Required work —
Convert every line of the items below into a Markdown table with the columns "No." and "Entry," numbering each row and skipping blank lines. Omit the pictures.

Records for the task —
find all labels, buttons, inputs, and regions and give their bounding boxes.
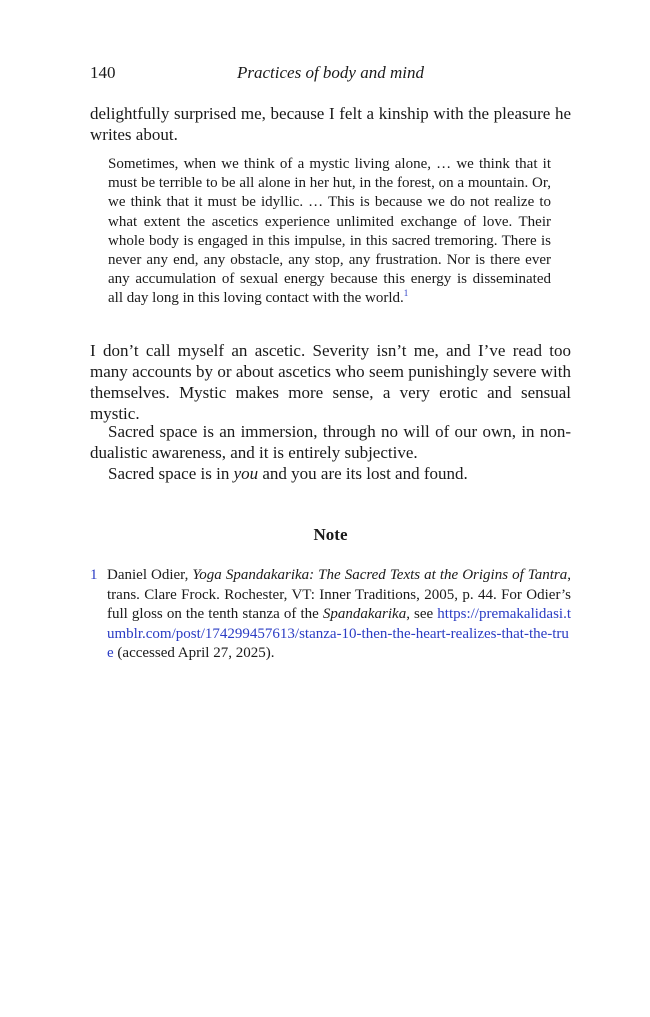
emphasis-text: you [233,464,259,483]
running-head [90,61,571,85]
footnote-see: , see [406,606,438,622]
block-quote [108,155,551,309]
footnote-text [107,566,571,664]
notes-heading: Note [313,525,348,544]
page-number: 140 [90,63,116,82]
body-text-span: and you are its lost and found. [258,464,468,483]
body-paragraph-group [90,421,571,484]
running-title: Practices of body and mind [237,63,424,82]
footnote-number[interactable]: 1 [90,567,98,583]
body-text-span: Sacred space is in [108,464,234,483]
body-paragraph: delightfully surprised me, because I felt a kinship with the pleasure he writes about. [90,104,571,144]
body-paragraph [90,463,571,484]
block-quote-text: Sometimes, when we think of a mystic living alone, … we think that it must be terrible to be all alone in her hut, in the forest, on a mountain. Or, we think that it must be idyllic. … This is because we do not realize to what extent the ascetics experience unlimited exchange of love. Their whole body is engaged in this impulse, in this sacred tremoring. There is never any end, any obstacle, any stop, any frustration. Nor is there ever any accumulation of sexual energy because this energy is disseminated all day long in this loving contact with the world. [108,156,551,307]
footnote [90,566,571,664]
footnote-work-title: Spandakarika [322,606,407,622]
footnote-url-link[interactable]: https://premakalidasi.tumblr.com/post/174299457613/stanza-10-then-the-heart-realizes-that-the-true [107,606,572,661]
body-paragraph: Sacred space is an immersion, through no will of our own, in non-dualistic awareness, and it is entirely subjective. [90,422,571,462]
body-paragraph: I don’t call myself an ascetic. Severity isn’t me, and I’ve read too many accounts by or about ascetics who seem punishingly severe with themselves. Mystic makes more sense, a very erotic and sensual mystic. [90,341,571,423]
footnote-book-title: Yoga Spandakarika: The Sacred Texts at the Origins of Tantra [192,567,568,583]
footnote-reference[interactable]: 1 [403,288,409,299]
footnote-author: Daniel Odier, [107,567,193,583]
footnote-accessed: (accessed April 27, 2025). [113,645,275,661]
footnote-publication: , trans. Clare Frock. Rochester, VT: Inner Traditions, 2005, p. 44. For Odier’s full gloss on the tenth stanza of the [107,567,571,622]
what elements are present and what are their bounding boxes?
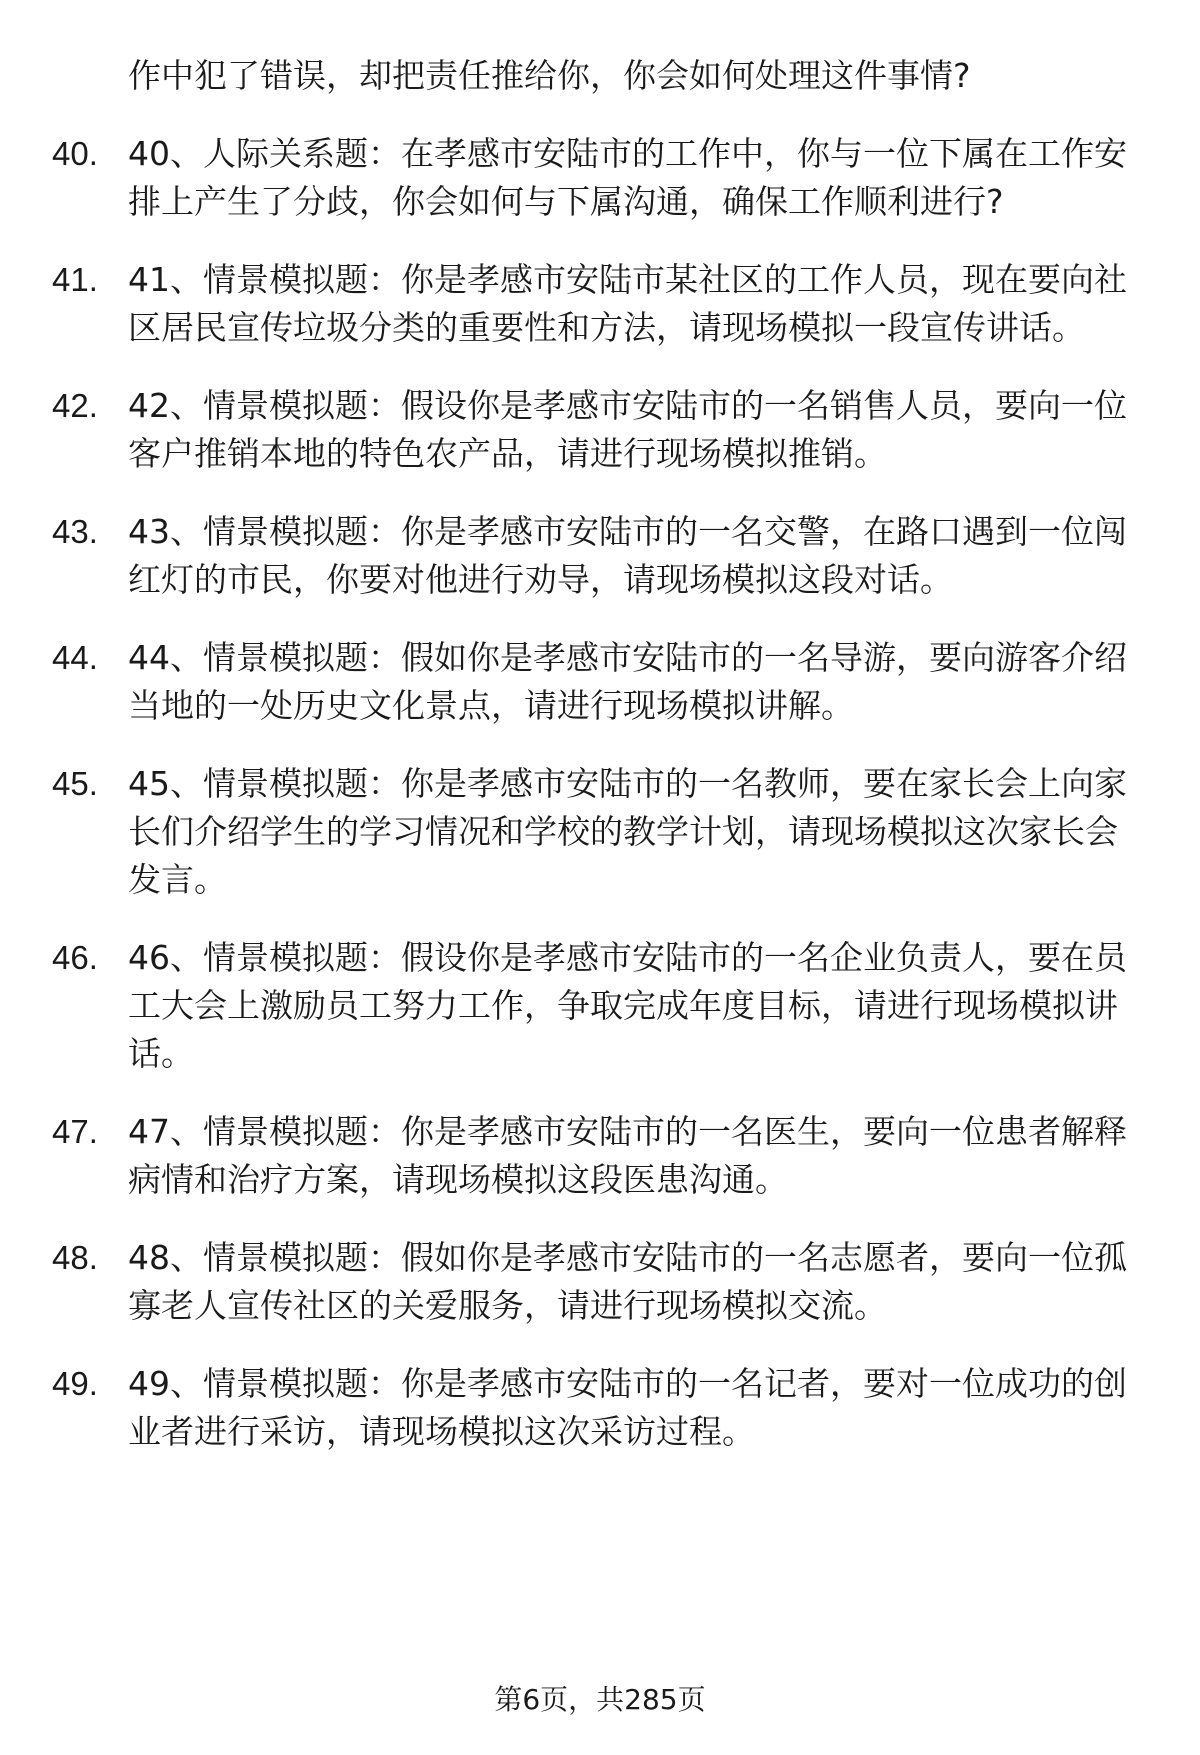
- continued-question-text: 作中犯了错误，却把责任推给你，你会如何处理这件事情?: [128, 56, 971, 95]
- item-number: 49.: [52, 1365, 98, 1402]
- item-number: 46.: [52, 939, 98, 976]
- item-number: 42.: [52, 387, 98, 424]
- list-item: [0, 760, 1200, 904]
- item-text: 41、情景模拟题：你是孝感市安陆市某社区的工作人员，现在要向社区居民宣传垃圾分类的重要性和方法，请现场模拟一段宣传讲话。: [128, 260, 1127, 347]
- page-footer: 第6页，共285页: [494, 1683, 706, 1716]
- item-number: 40.: [52, 135, 98, 172]
- list-item: [0, 508, 1200, 604]
- list-item: [0, 382, 1200, 478]
- item-number: 45.: [52, 765, 98, 802]
- list-item: [0, 130, 1200, 226]
- item-number: 41.: [52, 261, 98, 298]
- item-number: 43.: [52, 513, 98, 550]
- question-list: [0, 52, 1200, 1456]
- list-item: [0, 1360, 1200, 1456]
- item-text: 45、情景模拟题：你是孝感市安陆市的一名教师，要在家长会上向家长们介绍学生的学习情况和学校的教学计划，请现场模拟这次家长会发言。: [128, 764, 1127, 899]
- list-item: [0, 1234, 1200, 1330]
- item-number: 44.: [52, 639, 98, 676]
- list-item: [0, 934, 1200, 1078]
- item-number: 47.: [52, 1113, 98, 1150]
- item-text: 44、情景模拟题：假如你是孝感市安陆市的一名导游，要向游客介绍当地的一处历史文化景点，请进行现场模拟讲解。: [128, 638, 1127, 725]
- item-text: 48、情景模拟题：假如你是孝感市安陆市的一名志愿者，要向一位孤寡老人宣传社区的关爱服务，请进行现场模拟交流。: [128, 1238, 1127, 1325]
- list-item: [0, 634, 1200, 730]
- item-number: 48.: [52, 1239, 98, 1276]
- item-text: 40、人际关系题：在孝感市安陆市的工作中，你与一位下属在工作安排上产生了分歧，你会如何与下属沟通，确保工作顺利进行?: [128, 134, 1127, 221]
- item-text: 49、情景模拟题：你是孝感市安陆市的一名记者，要对一位成功的创业者进行采访，请现场模拟这次采访过程。: [128, 1364, 1127, 1451]
- list-item: [0, 256, 1200, 352]
- item-text: 42、情景模拟题：假设你是孝感市安陆市的一名销售人员，要向一位客户推销本地的特色农产品，请进行现场模拟推销。: [128, 386, 1127, 473]
- item-text: 43、情景模拟题：你是孝感市安陆市的一名交警，在路口遇到一位闯红灯的市民，你要对他进行劝导，请现场模拟这段对话。: [128, 512, 1127, 599]
- item-text: 47、情景模拟题：你是孝感市安陆市的一名医生，要向一位患者解释病情和治疗方案，请现场模拟这段医患沟通。: [128, 1112, 1127, 1199]
- list-item: [0, 1108, 1200, 1204]
- item-text: 46、情景模拟题：假设你是孝感市安陆市的一名企业负责人，要在员工大会上激励员工努力工作，争取完成年度目标，请进行现场模拟讲话。: [128, 938, 1127, 1073]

The solution —
| No. | Entry |
|---|---|
| 1 | find all labels, buttons, inputs, and regions and give their bounding boxes. |
| 2 | emphasis-text: you [233,464,259,483] |
| 3 | running-head [90,61,571,85] |
| 4 | footnote-see: , see [406,606,438,622] |
| 5 | block-quote [108,155,551,309] |
| 6 | footnote-text [107,566,571,664] |
| 7 | notes-heading: Note [313,525,348,544] |
| 8 | page-number: 140 [90,63,116,82] |
| 9 | body-text-span: and you are its lost and found. [258,464,468,483] |
| 10 | body-paragraph-group [90,421,571,484] |
| 11 | running-title: Practices of body and mind [237,63,424,82] |
| 12 | footnote-number[interactable]: 1 [90,567,98,583] |
| 13 | body-text-span: Sacred space is in [108,464,234,483] |
| 14 | body-paragraph: delightfully surprised me, because I felt a kinship with the pleasure he writes about. [90,104,571,144] |
| 15 | body-paragraph [90,463,571,484] |
| 16 | block-quote-text: Sometimes, when we think of a mystic living alone, … we think that it must be terrible to be all alone in her hut, in the forest, on a mountain. Or, we think that it must be idyllic. … This is because we do not realize to what extent the ascetics experience unlimited exchange of love. Their whole body is engaged in this impulse, in this sacred tremoring. There is never any end, any obstacle, any stop, any frustration. Nor is there ever any accumulation of sexual energy because this energy is disseminated all day long in this loving contact with the world. [108,156,551,307] |
| 17 | footnote [90,566,571,664] |
| 18 | footnote-work-title: Spandakarika [322,606,407,622] |
| 19 | footnote-url-link[interactable]: https://premakalidasi.tumblr.com/post/174299457613/stanza-10-then-the-heart-realizes-that-the-true [107,606,572,661] |
| 20 | body-paragraph: Sacred space is an immersion, through no will of our own, in non-dualistic awareness, and it is entirely subjective. [90,422,571,462] |
| 21 | body-paragraph: I don’t call myself an ascetic. Severity isn’t me, and I’ve read too many accounts by or about ascetics who seem punishingly severe with themselves. Mystic makes more sense, a very erotic and sensual mystic. [90,341,571,423] |
| 22 | footnote-book-title: Yoga Spandakarika: The Sacred Texts at the Origins of Tantra [192,567,568,583] |
| 23 | footnote-reference[interactable]: 1 [403,288,409,299] |
| 24 | footnote-author: Daniel Odier, [107,567,193,583] |
| 25 | footnote-accessed: (accessed April 27, 2025). [113,645,275,661] |
| 26 | footnote-publication: , trans. Clare Frock. Rochester, VT: Inner Traditions, 2005, p. 44. For Odier’s full gloss on the tenth stanza of the [107,567,571,622] |
| 27 | what elements are present and what are their bounding boxes? |
| 28 | - continued-question-text: 作中犯了错误，却把责任推给你，你会如何处理这件事情?: [128, 56, 971, 95] |
| 29 | - item-number: 49.: [52, 1365, 98, 1402] |
| 30 | - item-number: 46.: [52, 939, 98, 976] |
| 31 | - item-number: 42.: [52, 387, 98, 424] |
| 32 | - list-item: [0, 760, 1200, 904] |
| 33 | - item-text: 41、情景模拟题：你是孝感市安陆市某社区的工作人员，现在要向社区居民宣传垃圾分类的重要性和方法，请现场模拟一段宣传讲话。: [128, 260, 1127, 347] |
| 34 | - page-footer: 第6页，共285页: [494, 1683, 706, 1716] |
| 35 | - item-number: 40.: [52, 135, 98, 172] |
| 36 | - list-item: [0, 508, 1200, 604] |
| 37 | - list-item: [0, 382, 1200, 478] |
| 38 | - item-number: 45.: [52, 765, 98, 802] |
| 39 | - list-item: [0, 130, 1200, 226] |
| 40 | - item-number: 41.: [52, 261, 98, 298] |
| 41 | - item-number: 43.: [52, 513, 98, 550] |
| 42 | - question-list: [0, 52, 1200, 1456] |
| 43 | - list-item: [0, 1360, 1200, 1456] |
| 44 | - item-text: 45、情景模拟题：你是孝感市安陆市的一名教师，要在家长会上向家长们介绍学生的学习情况和学校的教学计划，请现场模拟这次家长会发言。: [128, 764, 1127, 899] |
| 45 | - list-item: [0, 1234, 1200, 1330] |
| 46 | - item-number: 44.: [52, 639, 98, 676] |
| 47 | - list-item: [0, 934, 1200, 1078] |
| 48 | - item-number: 47.: [52, 1113, 98, 1150] |
| 49 | - item-text: 44、情景模拟题：假如你是孝感市安陆市的一名导游，要向游客介绍当地的一处历史文化景点，请进行现场模拟讲解。: [128, 638, 1127, 725] |
| 50 | - item-text: 48、情景模拟题：假如你是孝感市安陆市的一名志愿者，要向一位孤寡老人宣传社区的关爱服务，请进行现场模拟交流。: [128, 1238, 1127, 1325] |
| 51 | - list-item: [0, 634, 1200, 730] |
| 52 | - item-number: 48.: [52, 1239, 98, 1276] |
| 53 | - item-text: 40、人际关系题：在孝感市安陆市的工作中，你与一位下属在工作安排上产生了分歧，你会如何与下属沟通，确保工作顺利进行?: [128, 134, 1127, 221] |
| 54 | - item-text: 49、情景模拟题：你是孝感市安陆市的一名记者，要对一位成功的创业者进行采访，请现场模拟这次采访过程。: [128, 1364, 1127, 1451] |
| 55 | - list-item: [0, 256, 1200, 352] |
| 56 | - item-text: 42、情景模拟题：假设你是孝感市安陆市的一名销售人员，要向一位客户推销本地的特色农产品，请进行现场模拟推销。: [128, 386, 1127, 473] |
| 57 | - item-text: 43、情景模拟题：你是孝感市安陆市的一名交警，在路口遇到一位闯红灯的市民，你要对他进行劝导，请现场模拟这段对话。: [128, 512, 1127, 599] |
| 58 | - item-text: 47、情景模拟题：你是孝感市安陆市的一名医生，要向一位患者解释病情和治疗方案，请现场模拟这段医患沟通。: [128, 1112, 1127, 1199] |
| 59 | - list-item: [0, 1108, 1200, 1204] |
| 60 | - item-text: 46、情景模拟题：假设你是孝感市安陆市的一名企业负责人，要在员工大会上激励员工努力工作，争取完成年度目标，请进行现场模拟讲话。: [128, 938, 1127, 1073] |